> _节选原文_:
===============

SpinLock 锁实现

原文地址：http://locklessinc.com/articles/locks/ 翻译时与原文略有简化，并增加了一些注释方便理解

大多数的并行编程都或多或少的要用到锁，锁可以提供互斥的访问来保证数据的一致性。没有锁的话，多线程并发很可能同时修改同一个数据结构。而无锁算法往往需要仔细复杂的设计，否则程序会进入未预期的状态导致系统崩溃。而无锁算法的设计非常困难，大部分的程序都会用到锁。

如果锁保护的代码段，如更新一个数据结构很慢则可以使用 mutex 锁。当线程 block 时会将控制权交给操作系统，这样当等锁的线程睡眠时，可以让出 CPU 让其他的线程得到调度。这个过程包含上下文的切换，是一个很慢的过程。因此如果持锁的时间比较短时，使用 mutex 锁将会不够快。

Spinlock 锁

不同于切换上下文，spinlock将会空转，不断的检查锁是否已经被释放。该循环过程很快，所以（解锁–重新获取锁）这一过程很快。然而，空转的过程不会完成任何有效的工作，所以当等锁的时间变得可观时，将没有 mutex 锁能更有效的利用 CPU。
在我们描述 spinlock 锁之前，我们需要一组原子操作，幸运的是，gcc 以内置函数的方式提供了其中的一些。

===============

> _数据集_:
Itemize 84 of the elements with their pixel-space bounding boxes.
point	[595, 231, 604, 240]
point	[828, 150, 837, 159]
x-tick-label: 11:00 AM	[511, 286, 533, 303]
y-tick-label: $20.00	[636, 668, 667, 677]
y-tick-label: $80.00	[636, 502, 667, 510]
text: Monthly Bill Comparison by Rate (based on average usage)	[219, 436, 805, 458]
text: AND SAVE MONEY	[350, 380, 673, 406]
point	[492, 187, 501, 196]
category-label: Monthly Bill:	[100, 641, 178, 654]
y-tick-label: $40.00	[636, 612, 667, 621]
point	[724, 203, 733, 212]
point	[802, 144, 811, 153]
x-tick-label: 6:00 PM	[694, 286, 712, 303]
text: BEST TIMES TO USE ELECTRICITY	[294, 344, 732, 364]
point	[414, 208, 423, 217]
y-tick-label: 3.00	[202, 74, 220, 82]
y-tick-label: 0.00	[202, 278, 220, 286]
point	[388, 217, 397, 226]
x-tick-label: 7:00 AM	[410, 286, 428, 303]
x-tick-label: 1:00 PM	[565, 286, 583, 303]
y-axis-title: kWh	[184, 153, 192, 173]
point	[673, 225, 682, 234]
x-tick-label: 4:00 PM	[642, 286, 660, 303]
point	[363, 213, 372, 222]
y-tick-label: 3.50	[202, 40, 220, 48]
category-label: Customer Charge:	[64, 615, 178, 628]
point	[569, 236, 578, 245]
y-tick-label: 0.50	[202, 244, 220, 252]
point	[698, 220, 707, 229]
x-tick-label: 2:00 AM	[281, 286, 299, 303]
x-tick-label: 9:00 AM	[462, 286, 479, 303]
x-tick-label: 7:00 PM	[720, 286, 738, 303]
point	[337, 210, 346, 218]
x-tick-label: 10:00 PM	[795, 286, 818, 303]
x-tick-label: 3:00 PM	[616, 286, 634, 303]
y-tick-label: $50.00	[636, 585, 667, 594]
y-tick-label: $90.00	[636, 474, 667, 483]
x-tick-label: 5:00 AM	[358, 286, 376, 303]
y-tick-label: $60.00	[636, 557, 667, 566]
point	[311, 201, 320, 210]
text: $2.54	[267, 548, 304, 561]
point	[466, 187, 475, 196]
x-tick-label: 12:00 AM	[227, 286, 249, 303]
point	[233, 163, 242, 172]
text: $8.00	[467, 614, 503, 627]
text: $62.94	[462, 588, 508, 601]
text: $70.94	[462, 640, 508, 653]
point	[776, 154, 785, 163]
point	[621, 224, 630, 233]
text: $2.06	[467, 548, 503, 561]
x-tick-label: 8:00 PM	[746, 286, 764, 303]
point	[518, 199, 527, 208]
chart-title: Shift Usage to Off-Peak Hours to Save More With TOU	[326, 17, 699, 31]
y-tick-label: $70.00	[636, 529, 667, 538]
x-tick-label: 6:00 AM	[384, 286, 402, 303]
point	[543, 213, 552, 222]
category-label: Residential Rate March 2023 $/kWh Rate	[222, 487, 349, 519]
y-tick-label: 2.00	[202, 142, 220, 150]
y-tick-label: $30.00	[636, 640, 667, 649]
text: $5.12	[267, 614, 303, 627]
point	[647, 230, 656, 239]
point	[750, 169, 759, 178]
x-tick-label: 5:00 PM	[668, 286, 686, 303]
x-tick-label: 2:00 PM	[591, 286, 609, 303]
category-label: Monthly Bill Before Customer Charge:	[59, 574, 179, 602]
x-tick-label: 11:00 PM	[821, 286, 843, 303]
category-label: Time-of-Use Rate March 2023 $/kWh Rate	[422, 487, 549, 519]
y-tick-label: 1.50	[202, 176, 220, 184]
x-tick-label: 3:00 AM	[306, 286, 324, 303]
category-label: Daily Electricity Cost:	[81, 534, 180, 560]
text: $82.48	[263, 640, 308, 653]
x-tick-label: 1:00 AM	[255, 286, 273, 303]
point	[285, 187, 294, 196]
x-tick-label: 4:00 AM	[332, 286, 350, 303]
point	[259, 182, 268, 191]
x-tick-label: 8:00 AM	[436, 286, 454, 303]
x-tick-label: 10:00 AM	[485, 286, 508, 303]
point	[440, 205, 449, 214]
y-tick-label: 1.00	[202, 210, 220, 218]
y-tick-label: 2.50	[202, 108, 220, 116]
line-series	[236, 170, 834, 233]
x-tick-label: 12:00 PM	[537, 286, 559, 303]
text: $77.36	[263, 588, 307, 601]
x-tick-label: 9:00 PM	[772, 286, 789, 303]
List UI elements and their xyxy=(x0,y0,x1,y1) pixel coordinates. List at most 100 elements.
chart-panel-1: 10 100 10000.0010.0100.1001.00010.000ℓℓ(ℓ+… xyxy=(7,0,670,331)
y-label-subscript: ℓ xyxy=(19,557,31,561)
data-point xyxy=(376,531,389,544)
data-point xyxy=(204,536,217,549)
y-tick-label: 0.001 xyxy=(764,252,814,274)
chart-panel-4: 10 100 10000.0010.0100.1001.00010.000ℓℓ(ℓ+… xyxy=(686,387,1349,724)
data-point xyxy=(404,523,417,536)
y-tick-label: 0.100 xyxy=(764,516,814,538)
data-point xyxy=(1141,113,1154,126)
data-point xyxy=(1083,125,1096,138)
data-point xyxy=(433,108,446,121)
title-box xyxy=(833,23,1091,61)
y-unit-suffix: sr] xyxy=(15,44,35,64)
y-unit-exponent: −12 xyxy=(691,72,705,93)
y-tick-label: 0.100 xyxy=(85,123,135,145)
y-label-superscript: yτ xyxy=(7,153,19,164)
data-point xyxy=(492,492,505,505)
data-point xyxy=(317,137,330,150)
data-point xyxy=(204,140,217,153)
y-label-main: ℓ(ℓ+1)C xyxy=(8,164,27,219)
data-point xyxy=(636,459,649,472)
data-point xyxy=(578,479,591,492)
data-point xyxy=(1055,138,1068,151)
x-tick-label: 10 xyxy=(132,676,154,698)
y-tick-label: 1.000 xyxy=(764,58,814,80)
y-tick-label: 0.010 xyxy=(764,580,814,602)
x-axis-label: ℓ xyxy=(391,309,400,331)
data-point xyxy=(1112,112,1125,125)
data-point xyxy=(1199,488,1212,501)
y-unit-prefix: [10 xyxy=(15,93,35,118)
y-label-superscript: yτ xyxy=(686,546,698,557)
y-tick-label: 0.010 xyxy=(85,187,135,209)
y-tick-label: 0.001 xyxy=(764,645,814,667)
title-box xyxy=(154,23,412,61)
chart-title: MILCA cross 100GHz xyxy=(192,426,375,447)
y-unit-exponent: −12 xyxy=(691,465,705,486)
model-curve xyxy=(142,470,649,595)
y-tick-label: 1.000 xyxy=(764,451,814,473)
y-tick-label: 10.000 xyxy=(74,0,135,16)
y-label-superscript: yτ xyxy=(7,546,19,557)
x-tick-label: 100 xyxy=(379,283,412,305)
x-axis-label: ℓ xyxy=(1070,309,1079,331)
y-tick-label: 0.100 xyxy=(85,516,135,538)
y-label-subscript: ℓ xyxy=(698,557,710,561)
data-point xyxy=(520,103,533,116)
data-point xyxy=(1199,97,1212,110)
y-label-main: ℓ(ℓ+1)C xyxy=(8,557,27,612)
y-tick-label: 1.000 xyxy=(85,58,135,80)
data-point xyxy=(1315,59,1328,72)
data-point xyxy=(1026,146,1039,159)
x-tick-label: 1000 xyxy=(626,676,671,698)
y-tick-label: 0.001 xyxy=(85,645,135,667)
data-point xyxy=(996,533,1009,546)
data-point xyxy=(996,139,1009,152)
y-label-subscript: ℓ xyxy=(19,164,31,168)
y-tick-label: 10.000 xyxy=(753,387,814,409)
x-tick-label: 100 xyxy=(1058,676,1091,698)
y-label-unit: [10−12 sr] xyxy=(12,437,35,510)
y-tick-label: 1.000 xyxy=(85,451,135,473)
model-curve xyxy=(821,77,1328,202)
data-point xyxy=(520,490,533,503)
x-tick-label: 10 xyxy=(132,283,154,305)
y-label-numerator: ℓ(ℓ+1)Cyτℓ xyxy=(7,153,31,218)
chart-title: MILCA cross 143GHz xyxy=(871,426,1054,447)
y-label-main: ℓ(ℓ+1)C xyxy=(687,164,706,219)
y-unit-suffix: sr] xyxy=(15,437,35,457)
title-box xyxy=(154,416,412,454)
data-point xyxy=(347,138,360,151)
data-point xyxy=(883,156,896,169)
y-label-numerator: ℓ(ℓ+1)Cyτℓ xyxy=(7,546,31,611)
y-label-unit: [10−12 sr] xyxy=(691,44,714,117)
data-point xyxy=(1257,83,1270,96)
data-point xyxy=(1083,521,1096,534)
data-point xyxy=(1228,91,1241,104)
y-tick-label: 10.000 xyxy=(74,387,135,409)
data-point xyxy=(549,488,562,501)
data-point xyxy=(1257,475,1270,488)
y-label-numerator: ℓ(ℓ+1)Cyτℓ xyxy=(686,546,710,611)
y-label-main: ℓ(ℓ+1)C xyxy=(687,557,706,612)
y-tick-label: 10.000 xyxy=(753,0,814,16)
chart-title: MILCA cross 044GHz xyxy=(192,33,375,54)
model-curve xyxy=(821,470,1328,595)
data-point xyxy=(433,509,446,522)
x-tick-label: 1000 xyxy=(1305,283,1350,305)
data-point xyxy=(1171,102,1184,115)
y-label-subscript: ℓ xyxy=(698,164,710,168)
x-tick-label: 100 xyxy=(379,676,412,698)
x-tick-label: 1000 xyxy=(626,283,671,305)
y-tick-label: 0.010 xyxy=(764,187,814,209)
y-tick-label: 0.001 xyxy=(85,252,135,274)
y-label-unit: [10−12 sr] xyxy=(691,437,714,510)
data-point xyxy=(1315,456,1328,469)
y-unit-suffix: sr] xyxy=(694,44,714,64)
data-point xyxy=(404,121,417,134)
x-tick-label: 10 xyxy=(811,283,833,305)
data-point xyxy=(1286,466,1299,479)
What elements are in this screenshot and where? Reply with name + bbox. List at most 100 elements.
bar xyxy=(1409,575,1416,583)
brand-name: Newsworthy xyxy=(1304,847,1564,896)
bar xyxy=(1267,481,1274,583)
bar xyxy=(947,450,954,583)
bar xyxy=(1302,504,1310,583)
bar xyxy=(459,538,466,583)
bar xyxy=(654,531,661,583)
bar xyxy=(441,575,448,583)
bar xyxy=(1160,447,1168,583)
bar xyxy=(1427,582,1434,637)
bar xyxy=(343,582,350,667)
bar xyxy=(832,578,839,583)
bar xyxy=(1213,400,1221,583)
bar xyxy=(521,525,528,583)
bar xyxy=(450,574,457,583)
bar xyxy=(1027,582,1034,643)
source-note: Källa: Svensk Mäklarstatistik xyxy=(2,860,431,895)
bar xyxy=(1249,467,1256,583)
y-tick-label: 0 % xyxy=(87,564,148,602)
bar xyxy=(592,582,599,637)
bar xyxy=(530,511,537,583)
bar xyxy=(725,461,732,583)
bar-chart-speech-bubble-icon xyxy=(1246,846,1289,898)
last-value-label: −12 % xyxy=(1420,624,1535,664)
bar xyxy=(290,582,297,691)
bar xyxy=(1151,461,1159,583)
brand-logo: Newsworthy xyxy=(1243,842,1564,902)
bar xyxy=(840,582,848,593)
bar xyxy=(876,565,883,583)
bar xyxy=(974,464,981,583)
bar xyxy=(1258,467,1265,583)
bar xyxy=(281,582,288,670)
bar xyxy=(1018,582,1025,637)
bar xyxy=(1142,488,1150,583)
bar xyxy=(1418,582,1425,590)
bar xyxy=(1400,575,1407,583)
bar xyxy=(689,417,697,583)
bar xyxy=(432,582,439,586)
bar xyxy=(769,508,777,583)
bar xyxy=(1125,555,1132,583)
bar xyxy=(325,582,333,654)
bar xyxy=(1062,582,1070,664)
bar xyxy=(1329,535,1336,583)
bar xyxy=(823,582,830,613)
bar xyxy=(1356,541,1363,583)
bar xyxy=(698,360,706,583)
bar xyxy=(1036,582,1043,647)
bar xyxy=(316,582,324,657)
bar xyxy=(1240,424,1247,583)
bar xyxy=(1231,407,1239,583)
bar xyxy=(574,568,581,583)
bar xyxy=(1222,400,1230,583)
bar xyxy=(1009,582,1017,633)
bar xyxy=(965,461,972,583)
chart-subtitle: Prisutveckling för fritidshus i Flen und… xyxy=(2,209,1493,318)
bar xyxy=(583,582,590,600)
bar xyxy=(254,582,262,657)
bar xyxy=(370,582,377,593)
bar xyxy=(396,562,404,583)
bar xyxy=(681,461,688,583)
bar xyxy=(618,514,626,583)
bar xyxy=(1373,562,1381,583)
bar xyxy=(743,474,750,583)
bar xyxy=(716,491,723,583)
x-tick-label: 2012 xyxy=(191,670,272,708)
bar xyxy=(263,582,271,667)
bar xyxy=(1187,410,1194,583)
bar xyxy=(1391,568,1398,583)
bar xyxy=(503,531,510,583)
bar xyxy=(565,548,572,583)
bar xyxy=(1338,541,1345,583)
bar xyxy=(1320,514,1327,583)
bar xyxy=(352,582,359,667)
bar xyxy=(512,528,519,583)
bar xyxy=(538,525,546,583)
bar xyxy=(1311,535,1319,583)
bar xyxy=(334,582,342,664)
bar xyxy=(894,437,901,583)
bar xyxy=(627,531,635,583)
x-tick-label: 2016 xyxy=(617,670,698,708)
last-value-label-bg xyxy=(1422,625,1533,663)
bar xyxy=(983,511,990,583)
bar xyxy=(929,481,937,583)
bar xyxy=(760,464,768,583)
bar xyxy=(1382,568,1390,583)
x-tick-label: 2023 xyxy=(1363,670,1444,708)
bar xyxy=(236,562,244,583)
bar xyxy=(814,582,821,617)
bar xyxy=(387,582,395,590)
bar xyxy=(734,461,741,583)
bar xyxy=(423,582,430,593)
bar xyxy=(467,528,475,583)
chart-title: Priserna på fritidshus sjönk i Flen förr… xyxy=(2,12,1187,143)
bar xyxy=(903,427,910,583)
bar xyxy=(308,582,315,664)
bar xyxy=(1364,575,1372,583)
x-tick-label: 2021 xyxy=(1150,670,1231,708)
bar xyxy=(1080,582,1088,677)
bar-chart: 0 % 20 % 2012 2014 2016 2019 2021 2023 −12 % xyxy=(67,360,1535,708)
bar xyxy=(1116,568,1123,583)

===============

> _任务要求_:
- 1) 根据 SpinLock 锁一文，gcc 以什么方式提供了一些原子操作？
- 2) 请从 SpinLock 锁一文的最后一句之后接着往下写。
上面的条目是另一份独立的材料，与 SpinLock 锁一文没有关系。

> _各题答案_:
- 1) gcc 以内置函数的方式提供了其中的一些原子操作。

- 2)
#define atomic_xadd(P, V) __sync_fetch_and_add((P), (V))              /* 返回 P 值，执行后 P += V */    
#define cmpxchg(P, O, N) __sync_val_compare_and_swap((P), (O), (N))   /* 比较指针与旧值，相等用新值替换 */    
#define atomic_inc(P) __sync_add_and_fetch((P), 1)                    /* P += 1，返回 P 值 */    
#define atomic_dec(P) __sync_add_and_fetch((P), -1)                   /* P -= 1，返回 P 值 */    
#define atomic_add(P, V) __sync_add_and_fetch((P), (V))               /* P += V，返回 P 值 */    
#define atomic_set_bit(P, V) __sync_or_and_fetch((P), 1<<(V))         /* 置某位为 1 */    
#define atomic_clear_bit(P, V) __sync_and_and_fetch((P), ~(1<<(V)))   /* 将某位清零 */

其他的一些我们需要自己实现：

/* 设置内存屏障，将当前CPU缓存的值全部写入内存 */    
#define barrier() asm volatile("": : :"memory")  

/* Pause instruction to prevent excess processor bus usage */  
#define cpu_relax() asm volatile("pause\n": : :"memory")  

/* 如果满足条件，则交换两个指针的值 */  
static inline void *xchg_64(void *ptr, void *x)  
{    
    __asm__ __volatile__("xchgq %0,%1"  
                :"=r" ((unsigned long long) x)  
                :"m" (*(volatile long long *)ptr), "0" ((unsigned long long) x)  
                :"memory");  
    return x;  
}  

static inline unsigned xchg_32(void *ptr, unsigned x)  
{    
    __asm__ __volatile__("xchgl %0,%1"    
                :"=r" ((unsigned) x)    
                :"m" (*(volatile unsigned *)ptr), "0" (x)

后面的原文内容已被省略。